### Data entries
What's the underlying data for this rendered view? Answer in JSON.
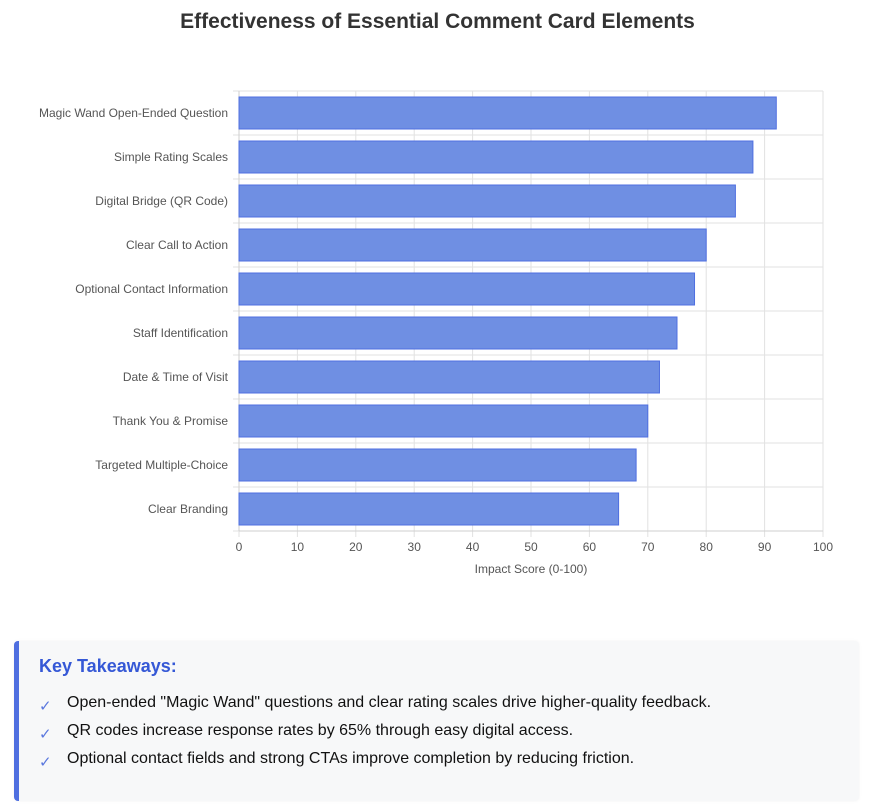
{
  "chart_data": {
    "type": "bar",
    "orientation": "horizontal",
    "title": "Effectiveness of Essential Comment Card Elements",
    "categories": [
      "Magic Wand Open-Ended Question",
      "Simple Rating Scales",
      "Digital Bridge (QR Code)",
      "Clear Call to Action",
      "Optional Contact Information",
      "Staff Identification",
      "Date & Time of Visit",
      "Thank You & Promise",
      "Targeted Multiple-Choice",
      "Clear Branding"
    ],
    "values": [
      92,
      88,
      85,
      80,
      78,
      75,
      72,
      70,
      68,
      65
    ],
    "xlabel": "Impact Score (0-100)",
    "ylabel": "",
    "xlim": [
      0,
      100
    ],
    "xticks": [
      0,
      10,
      20,
      30,
      40,
      50,
      60,
      70,
      80,
      90,
      100
    ],
    "grid": true,
    "bar_color": "#6f8fe3",
    "bar_border_color": "#4f6fe0"
  },
  "takeaways": {
    "heading": "Key Takeaways:",
    "items": [
      "Open-ended \"Magic Wand\" questions and clear rating scales drive higher-quality feedback.",
      "QR codes increase response rates by 65% through easy digital access.",
      "Optional contact fields and strong CTAs improve completion by reducing friction."
    ],
    "check_icon": "✓",
    "accent": "#3558d6"
  }
}
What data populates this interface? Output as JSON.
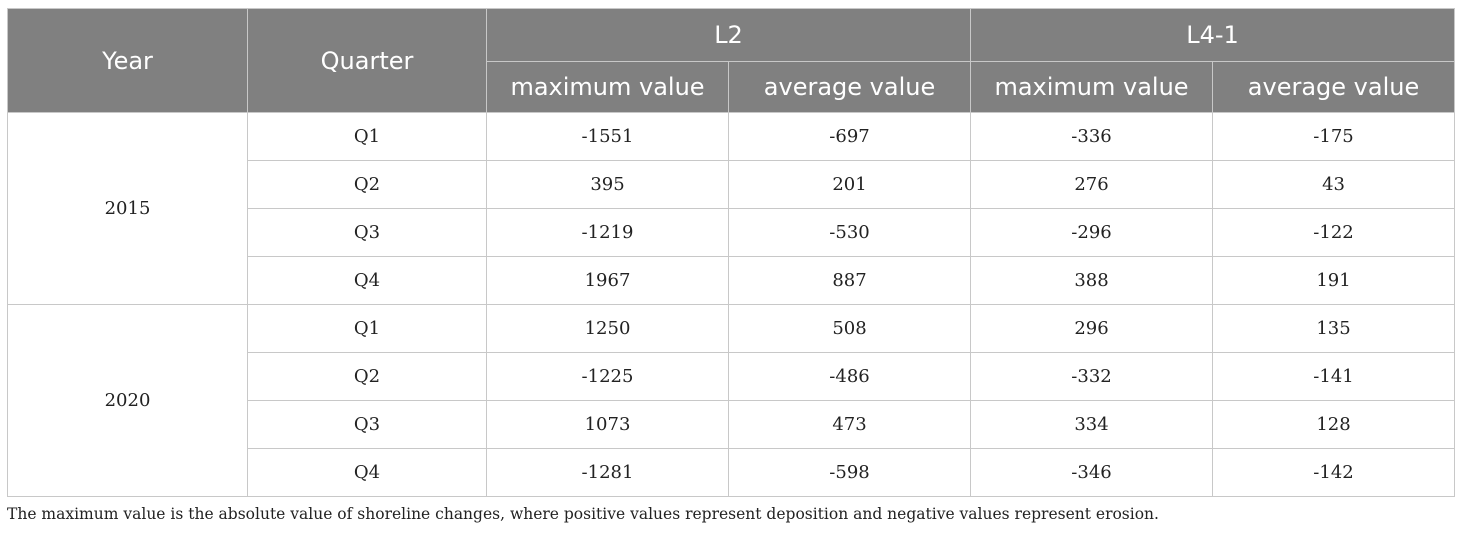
{
  "table": {
    "headers": {
      "year": "Year",
      "quarter": "Quarter",
      "group_l2": "L2",
      "group_l41": "L4-1",
      "l2_max": "maximum value",
      "l2_avg": "average value",
      "l41_max": "maximum value",
      "l41_avg": "average value"
    },
    "groups": [
      {
        "year": "2015",
        "rows": [
          {
            "quarter": "Q1",
            "l2_max": "-1551",
            "l2_avg": "-697",
            "l41_max": "-336",
            "l41_avg": "-175"
          },
          {
            "quarter": "Q2",
            "l2_max": "395",
            "l2_avg": "201",
            "l41_max": "276",
            "l41_avg": "43"
          },
          {
            "quarter": "Q3",
            "l2_max": "-1219",
            "l2_avg": "-530",
            "l41_max": "-296",
            "l41_avg": "-122"
          },
          {
            "quarter": "Q4",
            "l2_max": "1967",
            "l2_avg": "887",
            "l41_max": "388",
            "l41_avg": "191"
          }
        ]
      },
      {
        "year": "2020",
        "rows": [
          {
            "quarter": "Q1",
            "l2_max": "1250",
            "l2_avg": "508",
            "l41_max": "296",
            "l41_avg": "135"
          },
          {
            "quarter": "Q2",
            "l2_max": "-1225",
            "l2_avg": "-486",
            "l41_max": "-332",
            "l41_avg": "-141"
          },
          {
            "quarter": "Q3",
            "l2_max": "1073",
            "l2_avg": "473",
            "l41_max": "334",
            "l41_avg": "128"
          },
          {
            "quarter": "Q4",
            "l2_max": "-1281",
            "l2_avg": "-598",
            "l41_max": "-346",
            "l41_avg": "-142"
          }
        ]
      }
    ]
  },
  "footnote": "The maximum value is the absolute value of shoreline changes, where positive values represent deposition and negative values represent erosion.",
  "colors": {
    "header_bg": "#808080",
    "header_text": "#ffffff",
    "grid_line": "#c8c8c8"
  }
}
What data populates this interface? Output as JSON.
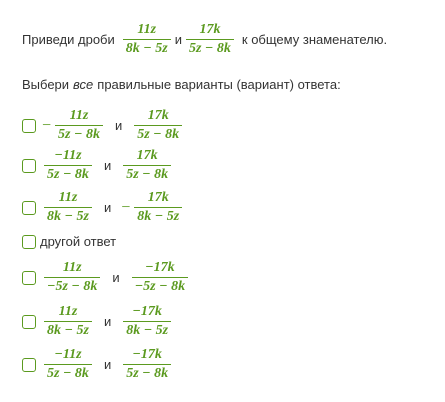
{
  "question": {
    "prefix": "Приведи дроби",
    "fraction1": {
      "num": "11z",
      "den": "8k − 5z"
    },
    "conj": "и",
    "fraction2": {
      "num": "17k",
      "den": "5z − 8k"
    },
    "suffix": "к общему знаменателю."
  },
  "instruction": {
    "before": "Выбери",
    "emphasis": "все",
    "after": "правильные варианты (вариант) ответа:"
  },
  "options": [
    {
      "left": {
        "sign": "−",
        "num": "11z",
        "den": "5z − 8k"
      },
      "conj": "и",
      "right": {
        "num": "17k",
        "den": "5z − 8k"
      }
    },
    {
      "left": {
        "num": "−11z",
        "den": "5z − 8k"
      },
      "conj": "и",
      "right": {
        "num": "17k",
        "den": "5z − 8k"
      }
    },
    {
      "left": {
        "num": "11z",
        "den": "8k − 5z"
      },
      "conj": "и",
      "right": {
        "sign": "−",
        "num": "17k",
        "den": "8k − 5z"
      }
    },
    {
      "text": "другой ответ"
    },
    {
      "left": {
        "num": "11z",
        "den": "−5z − 8k"
      },
      "conj": "и",
      "right": {
        "num": "−17k",
        "den": "−5z − 8k"
      }
    },
    {
      "left": {
        "num": "11z",
        "den": "8k − 5z"
      },
      "conj": "и",
      "right": {
        "num": "−17k",
        "den": "8k − 5z"
      }
    },
    {
      "left": {
        "num": "−11z",
        "den": "5z − 8k"
      },
      "conj": "и",
      "right": {
        "num": "−17k",
        "den": "5z − 8k"
      }
    }
  ]
}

### Exercise goal
Return all of the data exactly as written, and drop the pictures.

### The answer
What's the underlying data for this rendered view? Answer in JSON.
{
  "chart_data": {
    "type": "bar",
    "orientation": "horizontal",
    "title": "Effectiveness of Essential Comment Card Elements",
    "categories": [
      "Magic Wand Open-Ended Question",
      "Simple Rating Scales",
      "Digital Bridge (QR Code)",
      "Clear Call to Action",
      "Optional Contact Information",
      "Staff Identification",
      "Date & Time of Visit",
      "Thank You & Promise",
      "Targeted Multiple-Choice",
      "Clear Branding"
    ],
    "values": [
      92,
      88,
      85,
      80,
      78,
      75,
      72,
      70,
      68,
      65
    ],
    "xlabel": "Impact Score (0-100)",
    "ylabel": "",
    "xlim": [
      0,
      100
    ],
    "xticks": [
      0,
      10,
      20,
      30,
      40,
      50,
      60,
      70,
      80,
      90,
      100
    ],
    "grid": true,
    "bar_color": "#6f8fe3",
    "bar_border_color": "#4f6fe0"
  },
  "takeaways": {
    "heading": "Key Takeaways:",
    "items": [
      "Open-ended \"Magic Wand\" questions and clear rating scales drive higher-quality feedback.",
      "QR codes increase response rates by 65% through easy digital access.",
      "Optional contact fields and strong CTAs improve completion by reducing friction."
    ],
    "check_icon": "✓",
    "accent": "#3558d6"
  }
}
What data populates this interface? Output as JSON.
{
  "table": {
    "headers": {
      "year": "Year",
      "quarter": "Quarter",
      "group_l2": "L2",
      "group_l41": "L4-1",
      "l2_max": "maximum value",
      "l2_avg": "average value",
      "l41_max": "maximum value",
      "l41_avg": "average value"
    },
    "groups": [
      {
        "year": "2015",
        "rows": [
          {
            "quarter": "Q1",
            "l2_max": "-1551",
            "l2_avg": "-697",
            "l41_max": "-336",
            "l41_avg": "-175"
          },
          {
            "quarter": "Q2",
            "l2_max": "395",
            "l2_avg": "201",
            "l41_max": "276",
            "l41_avg": "43"
          },
          {
            "quarter": "Q3",
            "l2_max": "-1219",
            "l2_avg": "-530",
            "l41_max": "-296",
            "l41_avg": "-122"
          },
          {
            "quarter": "Q4",
            "l2_max": "1967",
            "l2_avg": "887",
            "l41_max": "388",
            "l41_avg": "191"
          }
        ]
      },
      {
        "year": "2020",
        "rows": [
          {
            "quarter": "Q1",
            "l2_max": "1250",
            "l2_avg": "508",
            "l41_max": "296",
            "l41_avg": "135"
          },
          {
            "quarter": "Q2",
            "l2_max": "-1225",
            "l2_avg": "-486",
            "l41_max": "-332",
            "l41_avg": "-141"
          },
          {
            "quarter": "Q3",
            "l2_max": "1073",
            "l2_avg": "473",
            "l41_max": "334",
            "l41_avg": "128"
          },
          {
            "quarter": "Q4",
            "l2_max": "-1281",
            "l2_avg": "-598",
            "l41_max": "-346",
            "l41_avg": "-142"
          }
        ]
      }
    ]
  },
  "footnote": "The maximum value is the absolute value of shoreline changes, where positive values represent deposition and negative values represent erosion.",
  "colors": {
    "header_bg": "#808080",
    "header_text": "#ffffff",
    "grid_line": "#c8c8c8"
  }
}
What data populates this interface? Output as JSON.
{
  "question": {
    "prefix": "Приведи дроби",
    "fraction1": {
      "num": "11z",
      "den": "8k − 5z"
    },
    "conj": "и",
    "fraction2": {
      "num": "17k",
      "den": "5z − 8k"
    },
    "suffix": "к общему знаменателю."
  },
  "instruction": {
    "before": "Выбери",
    "emphasis": "все",
    "after": "правильные варианты (вариант) ответа:"
  },
  "options": [
    {
      "left": {
        "sign": "−",
        "num": "11z",
        "den": "5z − 8k"
      },
      "conj": "и",
      "right": {
        "num": "17k",
        "den": "5z − 8k"
      }
    },
    {
      "left": {
        "num": "−11z",
        "den": "5z − 8k"
      },
      "conj": "и",
      "right": {
        "num": "17k",
        "den": "5z − 8k"
      }
    },
    {
      "left": {
        "num": "11z",
        "den": "8k − 5z"
      },
      "conj": "и",
      "right": {
        "sign": "−",
        "num": "17k",
        "den": "8k − 5z"
      }
    },
    {
      "text": "другой ответ"
    },
    {
      "left": {
        "num": "11z",
        "den": "−5z − 8k"
      },
      "conj": "и",
      "right": {
        "num": "−17k",
        "den": "−5z − 8k"
      }
    },
    {
      "left": {
        "num": "11z",
        "den": "8k − 5z"
      },
      "conj": "и",
      "right": {
        "num": "−17k",
        "den": "8k − 5z"
      }
    },
    {
      "left": {
        "num": "−11z",
        "den": "5z − 8k"
      },
      "conj": "и",
      "right": {
        "num": "−17k",
        "den": "5z − 8k"
      }
    }
  ]
}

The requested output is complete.